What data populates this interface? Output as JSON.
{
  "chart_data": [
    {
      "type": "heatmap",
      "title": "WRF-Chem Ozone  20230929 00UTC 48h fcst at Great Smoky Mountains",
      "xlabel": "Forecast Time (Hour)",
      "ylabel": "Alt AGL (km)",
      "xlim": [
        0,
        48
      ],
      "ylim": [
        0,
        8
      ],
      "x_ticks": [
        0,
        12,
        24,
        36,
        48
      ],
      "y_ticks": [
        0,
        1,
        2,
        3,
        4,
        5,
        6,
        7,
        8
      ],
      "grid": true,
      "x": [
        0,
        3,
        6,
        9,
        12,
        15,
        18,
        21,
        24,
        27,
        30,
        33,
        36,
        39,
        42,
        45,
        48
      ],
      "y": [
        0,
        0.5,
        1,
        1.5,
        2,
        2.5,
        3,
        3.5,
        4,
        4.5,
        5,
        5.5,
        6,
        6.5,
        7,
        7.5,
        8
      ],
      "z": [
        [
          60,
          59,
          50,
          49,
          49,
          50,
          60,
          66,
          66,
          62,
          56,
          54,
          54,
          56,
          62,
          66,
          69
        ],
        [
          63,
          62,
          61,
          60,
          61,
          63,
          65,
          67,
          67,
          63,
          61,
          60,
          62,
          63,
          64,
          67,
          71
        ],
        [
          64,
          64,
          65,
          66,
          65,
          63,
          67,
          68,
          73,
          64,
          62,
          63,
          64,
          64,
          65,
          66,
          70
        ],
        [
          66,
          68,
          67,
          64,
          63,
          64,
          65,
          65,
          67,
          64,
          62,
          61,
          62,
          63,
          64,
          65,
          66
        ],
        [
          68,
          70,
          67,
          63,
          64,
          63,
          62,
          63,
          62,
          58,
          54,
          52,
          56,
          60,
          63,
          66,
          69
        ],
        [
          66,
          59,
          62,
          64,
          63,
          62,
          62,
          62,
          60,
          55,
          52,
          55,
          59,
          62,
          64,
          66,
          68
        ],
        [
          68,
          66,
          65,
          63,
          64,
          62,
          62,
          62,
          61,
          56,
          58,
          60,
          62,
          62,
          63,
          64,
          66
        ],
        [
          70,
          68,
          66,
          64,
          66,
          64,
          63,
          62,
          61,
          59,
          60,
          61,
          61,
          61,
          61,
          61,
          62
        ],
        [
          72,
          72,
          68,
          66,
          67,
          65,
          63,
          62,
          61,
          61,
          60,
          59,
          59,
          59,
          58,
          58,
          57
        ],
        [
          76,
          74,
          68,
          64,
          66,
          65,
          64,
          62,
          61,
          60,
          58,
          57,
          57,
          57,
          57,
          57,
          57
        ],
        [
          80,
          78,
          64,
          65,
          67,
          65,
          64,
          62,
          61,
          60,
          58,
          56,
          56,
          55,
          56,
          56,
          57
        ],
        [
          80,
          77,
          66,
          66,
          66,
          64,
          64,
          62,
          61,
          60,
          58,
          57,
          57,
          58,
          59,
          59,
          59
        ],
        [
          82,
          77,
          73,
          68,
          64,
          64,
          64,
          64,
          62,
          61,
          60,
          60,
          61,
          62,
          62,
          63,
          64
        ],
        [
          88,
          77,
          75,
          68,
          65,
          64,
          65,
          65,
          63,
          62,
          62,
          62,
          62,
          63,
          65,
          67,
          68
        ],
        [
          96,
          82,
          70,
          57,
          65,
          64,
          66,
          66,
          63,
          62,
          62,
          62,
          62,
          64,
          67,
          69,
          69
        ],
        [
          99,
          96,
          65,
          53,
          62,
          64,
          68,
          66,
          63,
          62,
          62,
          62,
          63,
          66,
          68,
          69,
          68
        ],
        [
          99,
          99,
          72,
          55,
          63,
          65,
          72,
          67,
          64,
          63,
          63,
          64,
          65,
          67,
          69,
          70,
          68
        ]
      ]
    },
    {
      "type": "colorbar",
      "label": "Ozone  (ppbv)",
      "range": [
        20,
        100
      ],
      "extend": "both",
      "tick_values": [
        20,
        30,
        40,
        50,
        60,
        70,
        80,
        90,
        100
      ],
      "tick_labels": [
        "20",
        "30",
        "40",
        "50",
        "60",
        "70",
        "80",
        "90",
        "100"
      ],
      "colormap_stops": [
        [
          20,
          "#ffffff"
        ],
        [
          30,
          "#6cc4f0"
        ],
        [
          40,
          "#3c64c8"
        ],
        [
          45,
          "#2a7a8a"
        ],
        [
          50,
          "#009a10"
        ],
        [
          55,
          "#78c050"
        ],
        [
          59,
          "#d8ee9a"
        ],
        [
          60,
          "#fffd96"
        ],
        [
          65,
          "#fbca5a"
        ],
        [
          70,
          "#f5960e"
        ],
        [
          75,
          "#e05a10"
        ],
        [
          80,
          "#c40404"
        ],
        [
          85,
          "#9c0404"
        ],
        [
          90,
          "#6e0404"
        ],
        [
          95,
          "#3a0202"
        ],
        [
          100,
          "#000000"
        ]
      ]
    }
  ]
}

══════════════════════════════

The exercise
Reproduce the data shown above exactly.

Solution for this exercise
What data populates this interface? Output as JSON.
{
  "chart_data": [
    {
      "type": "heatmap",
      "title": "WRF-Chem Ozone  20230929 00UTC 48h fcst at Great Smoky Mountains",
      "xlabel": "Forecast Time (Hour)",
      "ylabel": "Alt AGL (km)",
      "xlim": [
        0,
        48
      ],
      "ylim": [
        0,
        8
      ],
      "x_ticks": [
        0,
        12,
        24,
        36,
        48
      ],
      "y_ticks": [
        0,
        1,
        2,
        3,
        4,
        5,
        6,
        7,
        8
      ],
      "grid": true,
      "x": [
        0,
        3,
        6,
        9,
        12,
        15,
        18,
        21,
        24,
        27,
        30,
        33,
        36,
        39,
        42,
        45,
        48
      ],
      "y": [
        0,
        0.5,
        1,
        1.5,
        2,
        2.5,
        3,
        3.5,
        4,
        4.5,
        5,
        5.5,
        6,
        6.5,
        7,
        7.5,
        8
      ],
      "z": [
        [
          60,
          59,
          50,
          49,
          49,
          50,
          60,
          66,
          66,
          62,
          56,
          54,
          54,
          56,
          62,
          66,
          69
        ],
        [
          63,
          62,
          61,
          60,
          61,
          63,
          65,
          67,
          67,
          63,
          61,
          60,
          62,
          63,
          64,
          67,
          71
        ],
        [
          64,
          64,
          65,
          66,
          65,
          63,
          67,
          68,
          73,
          64,
          62,
          63,
          64,
          64,
          65,
          66,
          70
        ],
        [
          66,
          68,
          67,
          64,
          63,
          64,
          65,
          65,
          67,
          64,
          62,
          61,
          62,
          63,
          64,
          65,
          66
        ],
        [
          68,
          70,
          67,
          63,
          64,
          63,
          62,
          63,
          62,
          58,
          54,
          52,
          56,
          60,
          63,
          66,
          69
        ],
        [
          66,
          59,
          62,
          64,
          63,
          62,
          62,
          62,
          60,
          55,
          52,
          55,
          59,
          62,
          64,
          66,
          68
        ],
        [
          68,
          66,
          65,
          63,
          64,
          62,
          62,
          62,
          61,
          56,
          58,
          60,
          62,
          62,
          63,
          64,
          66
        ],
        [
          70,
          68,
          66,
          64,
          66,
          64,
          63,
          62,
          61,
          59,
          60,
          61,
          61,
          61,
          61,
          61,
          62
        ],
        [
          72,
          72,
          68,
          66,
          67,
          65,
          63,
          62,
          61,
          61,
          60,
          59,
          59,
          59,
          58,
          58,
          57
        ],
        [
          76,
          74,
          68,
          64,
          66,
          65,
          64,
          62,
          61,
          60,
          58,
          57,
          57,
          57,
          57,
          57,
          57
        ],
        [
          80,
          78,
          64,
          65,
          67,
          65,
          64,
          62,
          61,
          60,
          58,
          56,
          56,
          55,
          56,
          56,
          57
        ],
        [
          80,
          77,
          66,
          66,
          66,
          64,
          64,
          62,
          61,
          60,
          58,
          57,
          57,
          58,
          59,
          59,
          59
        ],
        [
          82,
          77,
          73,
          68,
          64,
          64,
          64,
          64,
          62,
          61,
          60,
          60,
          61,
          62,
          62,
          63,
          64
        ],
        [
          88,
          77,
          75,
          68,
          65,
          64,
          65,
          65,
          63,
          62,
          62,
          62,
          62,
          63,
          65,
          67,
          68
        ],
        [
          96,
          82,
          70,
          57,
          65,
          64,
          66,
          66,
          63,
          62,
          62,
          62,
          62,
          64,
          67,
          69,
          69
        ],
        [
          99,
          96,
          65,
          53,
          62,
          64,
          68,
          66,
          63,
          62,
          62,
          62,
          63,
          66,
          68,
          69,
          68
        ],
        [
          99,
          99,
          72,
          55,
          63,
          65,
          72,
          67,
          64,
          63,
          63,
          64,
          65,
          67,
          69,
          70,
          68
        ]
      ]
    },
    {
      "type": "colorbar",
      "label": "Ozone  (ppbv)",
      "range": [
        20,
        100
      ],
      "extend": "both",
      "tick_values": [
        20,
        30,
        40,
        50,
        60,
        70,
        80,
        90,
        100
      ],
      "tick_labels": [
        "20",
        "30",
        "40",
        "50",
        "60",
        "70",
        "80",
        "90",
        "100"
      ],
      "colormap_stops": [
        [
          20,
          "#ffffff"
        ],
        [
          30,
          "#6cc4f0"
        ],
        [
          40,
          "#3c64c8"
        ],
        [
          45,
          "#2a7a8a"
        ],
        [
          50,
          "#009a10"
        ],
        [
          55,
          "#78c050"
        ],
        [
          59,
          "#d8ee9a"
        ],
        [
          60,
          "#fffd96"
        ],
        [
          65,
          "#fbca5a"
        ],
        [
          70,
          "#f5960e"
        ],
        [
          75,
          "#e05a10"
        ],
        [
          80,
          "#c40404"
        ],
        [
          85,
          "#9c0404"
        ],
        [
          90,
          "#6e0404"
        ],
        [
          95,
          "#3a0202"
        ],
        [
          100,
          "#000000"
        ]
      ]
    }
  ]
}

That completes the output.